SHORT PROBLEM
Filter this data down to the lines that hold "compositebuild", and copy them.

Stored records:
____

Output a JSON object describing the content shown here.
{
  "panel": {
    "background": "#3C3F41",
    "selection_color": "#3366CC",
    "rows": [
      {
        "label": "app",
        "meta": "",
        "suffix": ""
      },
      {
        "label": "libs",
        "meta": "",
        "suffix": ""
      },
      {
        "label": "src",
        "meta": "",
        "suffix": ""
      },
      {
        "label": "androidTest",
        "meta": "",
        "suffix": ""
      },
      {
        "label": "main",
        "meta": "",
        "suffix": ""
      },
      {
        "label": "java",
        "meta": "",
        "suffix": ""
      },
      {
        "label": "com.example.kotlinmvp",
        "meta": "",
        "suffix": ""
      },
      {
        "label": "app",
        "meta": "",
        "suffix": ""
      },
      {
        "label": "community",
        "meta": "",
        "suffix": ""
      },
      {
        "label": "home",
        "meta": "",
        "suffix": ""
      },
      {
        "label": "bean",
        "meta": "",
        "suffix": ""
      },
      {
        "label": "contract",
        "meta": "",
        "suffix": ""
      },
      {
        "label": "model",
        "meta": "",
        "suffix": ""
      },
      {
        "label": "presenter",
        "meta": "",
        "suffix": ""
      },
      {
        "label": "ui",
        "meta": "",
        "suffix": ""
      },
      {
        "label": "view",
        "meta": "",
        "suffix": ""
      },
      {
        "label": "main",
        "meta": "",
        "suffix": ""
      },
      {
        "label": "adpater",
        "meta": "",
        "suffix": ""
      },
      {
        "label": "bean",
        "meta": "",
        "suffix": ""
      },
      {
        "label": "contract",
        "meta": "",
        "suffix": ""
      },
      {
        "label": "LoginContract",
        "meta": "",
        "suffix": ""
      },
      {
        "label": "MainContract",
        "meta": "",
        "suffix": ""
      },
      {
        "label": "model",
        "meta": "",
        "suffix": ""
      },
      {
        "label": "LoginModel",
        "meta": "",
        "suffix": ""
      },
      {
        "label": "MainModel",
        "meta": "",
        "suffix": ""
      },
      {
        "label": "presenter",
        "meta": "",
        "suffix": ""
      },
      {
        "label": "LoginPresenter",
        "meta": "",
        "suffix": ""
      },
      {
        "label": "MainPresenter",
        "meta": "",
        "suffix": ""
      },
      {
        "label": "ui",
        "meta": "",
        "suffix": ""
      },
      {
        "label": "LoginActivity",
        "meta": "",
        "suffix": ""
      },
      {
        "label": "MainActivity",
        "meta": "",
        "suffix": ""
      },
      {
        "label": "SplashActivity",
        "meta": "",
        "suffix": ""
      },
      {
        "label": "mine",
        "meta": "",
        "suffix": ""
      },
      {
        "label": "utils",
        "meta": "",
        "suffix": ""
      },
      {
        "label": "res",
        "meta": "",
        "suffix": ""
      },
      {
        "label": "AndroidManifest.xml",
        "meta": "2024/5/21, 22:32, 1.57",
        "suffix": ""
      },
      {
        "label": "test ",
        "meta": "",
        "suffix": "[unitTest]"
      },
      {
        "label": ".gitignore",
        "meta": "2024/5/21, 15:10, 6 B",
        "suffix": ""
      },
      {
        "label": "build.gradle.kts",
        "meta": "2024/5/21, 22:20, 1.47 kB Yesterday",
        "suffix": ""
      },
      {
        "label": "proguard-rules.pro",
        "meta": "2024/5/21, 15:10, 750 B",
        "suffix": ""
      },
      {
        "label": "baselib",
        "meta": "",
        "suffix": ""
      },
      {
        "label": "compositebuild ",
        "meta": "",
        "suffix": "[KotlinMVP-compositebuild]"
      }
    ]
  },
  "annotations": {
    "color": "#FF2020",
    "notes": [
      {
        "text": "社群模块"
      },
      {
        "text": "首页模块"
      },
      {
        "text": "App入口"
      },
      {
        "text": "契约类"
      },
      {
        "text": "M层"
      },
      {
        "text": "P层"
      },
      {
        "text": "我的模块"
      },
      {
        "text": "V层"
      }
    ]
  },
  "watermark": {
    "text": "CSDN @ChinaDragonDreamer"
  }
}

____

ANSWER TO THIS EXERCISE
        "label": "compositebuild ",
        "suffix": "[KotlinMVP-compositebuild]"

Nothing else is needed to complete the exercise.